**Exercise task:** Return the full listing exactly as it is written.

#### The data ####

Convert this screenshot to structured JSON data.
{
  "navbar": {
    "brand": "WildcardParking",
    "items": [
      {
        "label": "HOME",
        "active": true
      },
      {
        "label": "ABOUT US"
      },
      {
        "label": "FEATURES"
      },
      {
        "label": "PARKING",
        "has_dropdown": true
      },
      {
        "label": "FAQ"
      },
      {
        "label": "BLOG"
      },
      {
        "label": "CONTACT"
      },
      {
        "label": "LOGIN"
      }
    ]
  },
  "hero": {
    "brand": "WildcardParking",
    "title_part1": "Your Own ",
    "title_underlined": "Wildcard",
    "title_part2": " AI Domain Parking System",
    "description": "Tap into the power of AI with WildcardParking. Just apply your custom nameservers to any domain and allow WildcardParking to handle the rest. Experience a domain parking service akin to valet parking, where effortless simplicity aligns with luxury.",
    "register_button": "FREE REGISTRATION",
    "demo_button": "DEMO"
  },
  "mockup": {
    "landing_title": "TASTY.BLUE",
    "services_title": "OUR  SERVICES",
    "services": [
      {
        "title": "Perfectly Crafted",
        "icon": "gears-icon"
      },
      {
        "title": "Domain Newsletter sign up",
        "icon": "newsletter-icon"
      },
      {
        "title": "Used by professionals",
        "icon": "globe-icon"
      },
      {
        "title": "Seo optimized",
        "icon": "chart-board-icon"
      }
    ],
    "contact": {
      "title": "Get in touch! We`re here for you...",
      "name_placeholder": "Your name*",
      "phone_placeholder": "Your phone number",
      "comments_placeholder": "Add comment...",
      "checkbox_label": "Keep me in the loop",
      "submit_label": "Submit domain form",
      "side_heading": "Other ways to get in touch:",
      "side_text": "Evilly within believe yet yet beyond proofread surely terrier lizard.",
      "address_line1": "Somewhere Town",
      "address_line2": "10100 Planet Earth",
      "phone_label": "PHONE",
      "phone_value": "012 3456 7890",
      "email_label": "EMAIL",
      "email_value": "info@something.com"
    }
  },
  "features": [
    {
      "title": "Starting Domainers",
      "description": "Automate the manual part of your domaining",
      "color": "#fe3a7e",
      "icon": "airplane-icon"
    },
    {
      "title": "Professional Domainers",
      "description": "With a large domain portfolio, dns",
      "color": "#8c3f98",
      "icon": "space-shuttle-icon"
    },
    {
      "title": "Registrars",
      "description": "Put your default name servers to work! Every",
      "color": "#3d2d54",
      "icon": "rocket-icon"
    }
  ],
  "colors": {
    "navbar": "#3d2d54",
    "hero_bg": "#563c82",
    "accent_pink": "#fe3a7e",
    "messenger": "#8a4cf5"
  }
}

####

**Task result:**
Convert this screenshot to structured JSON data.
{
  "navbar": {
    "brand": "WildcardParking",
    "items": [
      {
        "label": "HOME",
        "active": true
      },
      {
        "label": "ABOUT US"
      },
      {
        "label": "FEATURES"
      },
      {
        "label": "PARKING",
        "has_dropdown": true
      },
      {
        "label": "FAQ"
      },
      {
        "label": "BLOG"
      },
      {
        "label": "CONTACT"
      },
      {
        "label": "LOGIN"
      }
    ]
  },
  "hero": {
    "brand": "WildcardParking",
    "title_part1": "Your Own ",
    "title_underlined": "Wildcard",
    "title_part2": " AI Domain Parking System",
    "description": "Tap into the power of AI with WildcardParking. Just apply your custom nameservers to any domain and allow WildcardParking to handle the rest. Experience a domain parking service akin to valet parking, where effortless simplicity aligns with luxury.",
    "register_button": "FREE REGISTRATION",
    "demo_button": "DEMO"
  },
  "mockup": {
    "landing_title": "TASTY.BLUE",
    "services_title": "OUR  SERVICES",
    "services": [
      {
        "title": "Perfectly Crafted",
        "icon": "gears-icon"
      },
      {
        "title": "Domain Newsletter sign up",
        "icon": "newsletter-icon"
      },
      {
        "title": "Used by professionals",
        "icon": "globe-icon"
      },
      {
        "title": "Seo optimized",
        "icon": "chart-board-icon"
      }
    ],
    "contact": {
      "title": "Get in touch! We`re here for you...",
      "name_placeholder": "Your name*",
      "phone_placeholder": "Your phone number",
      "comments_placeholder": "Add comment...",
      "checkbox_label": "Keep me in the loop",
      "submit_label": "Submit domain form",
      "side_heading": "Other ways to get in touch:",
      "side_text": "Evilly within believe yet yet beyond proofread surely terrier lizard.",
      "address_line1": "Somewhere Town",
      "address_line2": "10100 Planet Earth",
      "phone_label": "PHONE",
      "phone_value": "012 3456 7890",
      "email_label": "EMAIL",
      "email_value": "info@something.com"
    }
  },
  "features": [
    {
      "title": "Starting Domainers",
      "description": "Automate the manual part of your domaining",
      "color": "#fe3a7e",
      "icon": "airplane-icon"
    },
    {
      "title": "Professional Domainers",
      "description": "With a large domain portfolio, dns",
      "color": "#8c3f98",
      "icon": "space-shuttle-icon"
    },
    {
      "title": "Registrars",
      "description": "Put your default name servers to work! Every",
      "color": "#3d2d54",
      "icon": "rocket-icon"
    }
  ],
  "colors": {
    "navbar": "#3d2d54",
    "hero_bg": "#563c82",
    "accent_pink": "#fe3a7e",
    "messenger": "#8a4cf5"
  }
}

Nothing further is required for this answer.